(Stated goal) Where a line in the listing below contains the word "июня", copy that line.

[Recorded data]

________________

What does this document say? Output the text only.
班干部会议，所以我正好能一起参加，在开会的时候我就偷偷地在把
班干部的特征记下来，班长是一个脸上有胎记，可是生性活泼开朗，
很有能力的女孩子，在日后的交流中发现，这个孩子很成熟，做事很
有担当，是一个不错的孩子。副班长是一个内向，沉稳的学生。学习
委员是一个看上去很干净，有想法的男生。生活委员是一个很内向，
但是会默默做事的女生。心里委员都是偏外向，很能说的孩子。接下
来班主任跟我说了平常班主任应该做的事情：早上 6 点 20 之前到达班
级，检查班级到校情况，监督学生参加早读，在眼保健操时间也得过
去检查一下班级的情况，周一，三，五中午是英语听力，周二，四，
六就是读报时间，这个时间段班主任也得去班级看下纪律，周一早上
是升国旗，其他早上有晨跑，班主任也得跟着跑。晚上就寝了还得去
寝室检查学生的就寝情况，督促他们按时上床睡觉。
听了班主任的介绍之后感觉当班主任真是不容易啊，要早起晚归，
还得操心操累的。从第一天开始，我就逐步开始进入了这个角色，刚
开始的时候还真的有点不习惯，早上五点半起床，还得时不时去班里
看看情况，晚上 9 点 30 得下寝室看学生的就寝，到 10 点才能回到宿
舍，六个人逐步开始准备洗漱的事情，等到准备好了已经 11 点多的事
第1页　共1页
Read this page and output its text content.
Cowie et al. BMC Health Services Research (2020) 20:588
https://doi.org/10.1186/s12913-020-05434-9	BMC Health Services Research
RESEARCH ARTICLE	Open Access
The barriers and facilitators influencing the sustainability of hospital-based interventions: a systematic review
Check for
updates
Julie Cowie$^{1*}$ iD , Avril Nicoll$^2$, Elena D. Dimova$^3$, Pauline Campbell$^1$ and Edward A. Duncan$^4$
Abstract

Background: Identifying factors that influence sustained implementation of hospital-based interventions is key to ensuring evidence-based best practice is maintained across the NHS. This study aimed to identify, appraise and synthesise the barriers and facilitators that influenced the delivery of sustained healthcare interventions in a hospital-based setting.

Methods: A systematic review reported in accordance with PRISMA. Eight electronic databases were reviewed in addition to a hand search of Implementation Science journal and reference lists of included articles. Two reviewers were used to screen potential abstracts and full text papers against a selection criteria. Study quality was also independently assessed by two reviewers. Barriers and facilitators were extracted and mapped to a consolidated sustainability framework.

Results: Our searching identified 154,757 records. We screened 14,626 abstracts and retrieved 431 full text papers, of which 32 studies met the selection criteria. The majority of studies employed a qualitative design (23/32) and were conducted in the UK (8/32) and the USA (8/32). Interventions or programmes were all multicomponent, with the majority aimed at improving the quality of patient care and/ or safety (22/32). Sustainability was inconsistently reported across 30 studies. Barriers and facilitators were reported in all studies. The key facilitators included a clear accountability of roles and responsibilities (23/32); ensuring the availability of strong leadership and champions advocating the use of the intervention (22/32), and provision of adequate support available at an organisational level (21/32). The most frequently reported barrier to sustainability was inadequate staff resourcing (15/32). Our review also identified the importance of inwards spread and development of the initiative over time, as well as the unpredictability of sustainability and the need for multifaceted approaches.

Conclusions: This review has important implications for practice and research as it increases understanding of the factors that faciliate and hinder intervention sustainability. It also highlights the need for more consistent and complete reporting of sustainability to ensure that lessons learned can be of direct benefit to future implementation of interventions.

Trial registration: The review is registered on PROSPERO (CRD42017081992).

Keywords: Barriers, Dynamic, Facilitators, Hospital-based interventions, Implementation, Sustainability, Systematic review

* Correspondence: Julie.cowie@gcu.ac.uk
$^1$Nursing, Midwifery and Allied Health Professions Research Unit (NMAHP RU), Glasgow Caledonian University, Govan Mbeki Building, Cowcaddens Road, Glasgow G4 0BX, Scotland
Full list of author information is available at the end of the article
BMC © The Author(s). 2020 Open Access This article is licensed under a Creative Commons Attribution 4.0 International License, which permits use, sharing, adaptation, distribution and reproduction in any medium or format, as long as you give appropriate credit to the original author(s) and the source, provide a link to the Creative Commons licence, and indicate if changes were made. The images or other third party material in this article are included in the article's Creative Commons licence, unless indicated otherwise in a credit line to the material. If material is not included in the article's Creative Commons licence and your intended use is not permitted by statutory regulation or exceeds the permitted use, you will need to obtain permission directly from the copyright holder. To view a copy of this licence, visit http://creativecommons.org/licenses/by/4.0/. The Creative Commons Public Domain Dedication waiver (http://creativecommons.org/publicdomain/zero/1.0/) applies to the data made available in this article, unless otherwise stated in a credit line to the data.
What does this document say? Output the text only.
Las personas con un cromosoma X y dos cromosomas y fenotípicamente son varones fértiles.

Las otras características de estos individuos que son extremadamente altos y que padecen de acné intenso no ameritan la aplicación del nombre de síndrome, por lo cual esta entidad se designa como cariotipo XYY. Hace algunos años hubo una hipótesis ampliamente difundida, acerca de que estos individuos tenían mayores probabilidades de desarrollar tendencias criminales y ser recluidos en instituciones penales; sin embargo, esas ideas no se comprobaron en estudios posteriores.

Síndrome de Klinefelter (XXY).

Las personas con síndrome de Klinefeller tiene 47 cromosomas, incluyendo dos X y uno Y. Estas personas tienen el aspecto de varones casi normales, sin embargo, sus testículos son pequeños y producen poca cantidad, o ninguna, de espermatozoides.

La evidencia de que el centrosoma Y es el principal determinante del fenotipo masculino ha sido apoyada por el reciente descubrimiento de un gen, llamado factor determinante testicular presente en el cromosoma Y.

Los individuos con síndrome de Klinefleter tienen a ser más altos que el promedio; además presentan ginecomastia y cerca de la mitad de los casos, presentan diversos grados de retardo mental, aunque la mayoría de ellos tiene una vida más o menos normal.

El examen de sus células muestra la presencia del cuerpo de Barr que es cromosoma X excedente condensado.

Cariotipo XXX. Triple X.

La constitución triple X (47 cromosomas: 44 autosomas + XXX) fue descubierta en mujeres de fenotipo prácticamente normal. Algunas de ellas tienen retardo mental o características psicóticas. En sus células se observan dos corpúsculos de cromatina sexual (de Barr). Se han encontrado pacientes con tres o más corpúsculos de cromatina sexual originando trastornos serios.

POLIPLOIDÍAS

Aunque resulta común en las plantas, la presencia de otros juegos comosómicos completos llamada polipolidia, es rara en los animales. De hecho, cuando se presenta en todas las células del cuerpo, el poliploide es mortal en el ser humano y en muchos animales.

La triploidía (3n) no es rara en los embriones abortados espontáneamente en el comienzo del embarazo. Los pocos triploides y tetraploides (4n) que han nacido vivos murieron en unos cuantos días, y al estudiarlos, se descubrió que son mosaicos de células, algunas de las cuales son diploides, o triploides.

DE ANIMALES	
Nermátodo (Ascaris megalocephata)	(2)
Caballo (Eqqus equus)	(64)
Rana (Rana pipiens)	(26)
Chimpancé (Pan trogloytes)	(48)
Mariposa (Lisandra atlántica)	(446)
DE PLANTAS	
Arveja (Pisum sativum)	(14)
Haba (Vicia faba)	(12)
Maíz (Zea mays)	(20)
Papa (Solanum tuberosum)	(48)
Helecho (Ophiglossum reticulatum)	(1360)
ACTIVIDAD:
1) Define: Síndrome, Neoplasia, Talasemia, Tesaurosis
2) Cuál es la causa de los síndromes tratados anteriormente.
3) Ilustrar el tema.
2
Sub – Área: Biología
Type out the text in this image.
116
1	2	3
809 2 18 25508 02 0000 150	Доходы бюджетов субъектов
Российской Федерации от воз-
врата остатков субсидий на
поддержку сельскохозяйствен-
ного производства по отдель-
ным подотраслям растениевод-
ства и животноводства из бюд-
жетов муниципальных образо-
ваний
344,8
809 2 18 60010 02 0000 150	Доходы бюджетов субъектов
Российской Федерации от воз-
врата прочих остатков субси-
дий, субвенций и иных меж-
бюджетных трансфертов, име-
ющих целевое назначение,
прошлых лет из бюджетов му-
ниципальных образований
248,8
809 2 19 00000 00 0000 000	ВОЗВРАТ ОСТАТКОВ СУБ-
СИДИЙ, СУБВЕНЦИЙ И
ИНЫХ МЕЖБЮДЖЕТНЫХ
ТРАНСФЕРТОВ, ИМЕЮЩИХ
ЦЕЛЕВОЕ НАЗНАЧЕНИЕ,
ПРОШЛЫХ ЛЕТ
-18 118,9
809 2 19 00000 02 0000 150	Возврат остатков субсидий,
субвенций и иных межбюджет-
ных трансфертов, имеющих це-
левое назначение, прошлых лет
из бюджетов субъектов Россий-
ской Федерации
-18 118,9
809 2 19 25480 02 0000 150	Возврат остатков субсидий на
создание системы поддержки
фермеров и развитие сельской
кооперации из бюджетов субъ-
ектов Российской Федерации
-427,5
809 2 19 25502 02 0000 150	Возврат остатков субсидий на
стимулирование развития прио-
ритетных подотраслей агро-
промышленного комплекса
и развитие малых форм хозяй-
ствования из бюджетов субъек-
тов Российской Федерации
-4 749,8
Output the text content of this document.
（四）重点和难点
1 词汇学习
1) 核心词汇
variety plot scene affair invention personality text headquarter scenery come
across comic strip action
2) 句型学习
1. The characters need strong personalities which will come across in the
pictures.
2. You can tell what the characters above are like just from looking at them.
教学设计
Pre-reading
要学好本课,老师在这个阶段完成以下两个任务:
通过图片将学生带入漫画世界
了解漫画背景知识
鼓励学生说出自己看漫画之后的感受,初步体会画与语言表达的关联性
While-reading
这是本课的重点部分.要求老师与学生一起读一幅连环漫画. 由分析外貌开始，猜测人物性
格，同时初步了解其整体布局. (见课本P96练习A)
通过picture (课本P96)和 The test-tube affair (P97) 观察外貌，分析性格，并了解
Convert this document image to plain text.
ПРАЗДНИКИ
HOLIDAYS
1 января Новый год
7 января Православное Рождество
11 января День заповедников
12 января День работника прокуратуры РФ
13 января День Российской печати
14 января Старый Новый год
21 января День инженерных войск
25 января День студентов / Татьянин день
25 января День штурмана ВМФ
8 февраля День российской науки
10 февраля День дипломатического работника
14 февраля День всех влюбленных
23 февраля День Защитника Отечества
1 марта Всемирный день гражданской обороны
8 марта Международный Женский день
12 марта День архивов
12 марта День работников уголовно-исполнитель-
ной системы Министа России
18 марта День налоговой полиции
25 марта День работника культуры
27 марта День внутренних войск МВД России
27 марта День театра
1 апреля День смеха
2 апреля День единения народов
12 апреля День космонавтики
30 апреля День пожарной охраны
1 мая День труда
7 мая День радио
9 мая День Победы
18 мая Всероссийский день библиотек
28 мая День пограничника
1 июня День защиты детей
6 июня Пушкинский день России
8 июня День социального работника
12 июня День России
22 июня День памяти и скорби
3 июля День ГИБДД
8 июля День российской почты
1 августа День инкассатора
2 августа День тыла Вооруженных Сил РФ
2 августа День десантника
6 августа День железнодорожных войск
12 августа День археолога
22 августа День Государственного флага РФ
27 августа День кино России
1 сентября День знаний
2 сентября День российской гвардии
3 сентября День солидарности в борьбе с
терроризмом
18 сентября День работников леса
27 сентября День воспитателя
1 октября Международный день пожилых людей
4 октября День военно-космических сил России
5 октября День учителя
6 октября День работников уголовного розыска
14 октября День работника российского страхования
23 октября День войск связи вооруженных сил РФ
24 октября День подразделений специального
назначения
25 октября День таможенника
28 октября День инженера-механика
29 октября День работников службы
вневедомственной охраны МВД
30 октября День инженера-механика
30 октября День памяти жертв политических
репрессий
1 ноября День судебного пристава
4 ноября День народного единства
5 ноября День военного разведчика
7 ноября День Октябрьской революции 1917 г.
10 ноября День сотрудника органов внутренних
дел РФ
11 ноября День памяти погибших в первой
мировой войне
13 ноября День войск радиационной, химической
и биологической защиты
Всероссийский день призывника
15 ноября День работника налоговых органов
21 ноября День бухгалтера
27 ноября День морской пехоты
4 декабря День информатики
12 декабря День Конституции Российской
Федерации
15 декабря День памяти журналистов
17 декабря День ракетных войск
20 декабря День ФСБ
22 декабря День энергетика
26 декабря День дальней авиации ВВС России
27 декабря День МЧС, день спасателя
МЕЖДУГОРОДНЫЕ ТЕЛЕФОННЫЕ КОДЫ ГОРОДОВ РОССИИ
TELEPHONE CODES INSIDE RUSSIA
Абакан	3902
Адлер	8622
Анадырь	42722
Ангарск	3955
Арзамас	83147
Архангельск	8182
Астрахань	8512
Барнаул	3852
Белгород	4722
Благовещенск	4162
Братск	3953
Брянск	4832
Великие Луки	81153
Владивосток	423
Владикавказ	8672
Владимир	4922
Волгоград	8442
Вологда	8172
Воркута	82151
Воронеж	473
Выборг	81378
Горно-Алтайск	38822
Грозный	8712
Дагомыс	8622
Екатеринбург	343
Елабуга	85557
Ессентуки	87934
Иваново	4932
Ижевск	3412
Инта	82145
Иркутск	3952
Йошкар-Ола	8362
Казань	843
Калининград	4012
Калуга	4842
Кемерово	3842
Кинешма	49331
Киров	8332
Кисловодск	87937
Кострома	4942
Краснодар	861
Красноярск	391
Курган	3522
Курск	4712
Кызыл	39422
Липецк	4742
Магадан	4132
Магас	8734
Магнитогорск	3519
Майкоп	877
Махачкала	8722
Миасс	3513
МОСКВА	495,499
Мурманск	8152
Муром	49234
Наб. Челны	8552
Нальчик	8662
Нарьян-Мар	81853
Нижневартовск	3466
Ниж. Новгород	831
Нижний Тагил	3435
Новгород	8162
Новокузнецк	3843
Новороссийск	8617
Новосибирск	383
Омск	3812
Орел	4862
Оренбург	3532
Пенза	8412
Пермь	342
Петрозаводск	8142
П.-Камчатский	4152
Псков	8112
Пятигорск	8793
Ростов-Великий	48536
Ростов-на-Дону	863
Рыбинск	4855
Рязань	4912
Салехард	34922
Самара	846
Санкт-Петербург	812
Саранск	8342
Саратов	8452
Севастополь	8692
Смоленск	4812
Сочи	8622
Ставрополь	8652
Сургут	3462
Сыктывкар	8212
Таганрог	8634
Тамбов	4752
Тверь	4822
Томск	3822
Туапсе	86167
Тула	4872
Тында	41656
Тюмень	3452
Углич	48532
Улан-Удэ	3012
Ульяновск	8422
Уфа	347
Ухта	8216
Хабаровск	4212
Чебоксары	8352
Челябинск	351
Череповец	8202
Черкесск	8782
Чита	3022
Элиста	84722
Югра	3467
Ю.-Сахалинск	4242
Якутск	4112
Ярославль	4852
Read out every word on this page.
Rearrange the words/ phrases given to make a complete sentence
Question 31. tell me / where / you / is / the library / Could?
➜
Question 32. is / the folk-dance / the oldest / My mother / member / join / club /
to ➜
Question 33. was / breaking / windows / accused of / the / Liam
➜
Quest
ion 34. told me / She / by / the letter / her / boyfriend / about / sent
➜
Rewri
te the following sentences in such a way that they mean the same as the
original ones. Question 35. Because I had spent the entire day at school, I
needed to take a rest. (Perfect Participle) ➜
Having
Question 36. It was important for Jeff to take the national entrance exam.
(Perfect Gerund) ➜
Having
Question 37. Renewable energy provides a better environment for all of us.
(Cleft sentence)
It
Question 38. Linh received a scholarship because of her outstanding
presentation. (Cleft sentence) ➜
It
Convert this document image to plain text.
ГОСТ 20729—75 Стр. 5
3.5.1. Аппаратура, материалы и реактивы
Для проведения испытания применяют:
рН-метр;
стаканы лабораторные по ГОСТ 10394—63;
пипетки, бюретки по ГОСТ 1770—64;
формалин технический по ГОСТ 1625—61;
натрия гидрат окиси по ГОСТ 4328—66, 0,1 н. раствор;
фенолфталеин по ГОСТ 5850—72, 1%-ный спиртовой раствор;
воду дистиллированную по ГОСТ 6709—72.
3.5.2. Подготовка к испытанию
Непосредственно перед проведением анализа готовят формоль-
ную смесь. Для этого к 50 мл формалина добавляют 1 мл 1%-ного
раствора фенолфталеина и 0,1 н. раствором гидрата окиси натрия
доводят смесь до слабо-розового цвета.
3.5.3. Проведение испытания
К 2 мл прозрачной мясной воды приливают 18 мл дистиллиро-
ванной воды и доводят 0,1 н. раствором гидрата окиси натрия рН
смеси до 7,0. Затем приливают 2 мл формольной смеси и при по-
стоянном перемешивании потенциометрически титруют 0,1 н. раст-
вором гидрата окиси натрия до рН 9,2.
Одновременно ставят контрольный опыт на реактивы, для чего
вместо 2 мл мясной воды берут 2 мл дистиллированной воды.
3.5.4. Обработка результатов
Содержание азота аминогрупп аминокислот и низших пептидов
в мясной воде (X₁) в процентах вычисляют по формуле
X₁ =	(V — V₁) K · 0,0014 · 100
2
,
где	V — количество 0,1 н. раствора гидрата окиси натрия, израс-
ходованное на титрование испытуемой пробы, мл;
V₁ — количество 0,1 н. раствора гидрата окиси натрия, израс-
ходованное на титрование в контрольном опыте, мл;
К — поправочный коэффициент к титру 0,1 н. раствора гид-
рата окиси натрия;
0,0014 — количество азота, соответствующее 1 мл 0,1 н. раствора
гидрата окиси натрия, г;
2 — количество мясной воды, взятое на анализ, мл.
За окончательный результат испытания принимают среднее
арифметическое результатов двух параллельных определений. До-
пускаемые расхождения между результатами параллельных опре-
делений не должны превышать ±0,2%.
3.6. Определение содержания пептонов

________________

(Output below)
1 июня День защиты детей
6 июня Пушкинский день России
8 июня День социального работника
12 июня День России
22 июня День памяти и скорби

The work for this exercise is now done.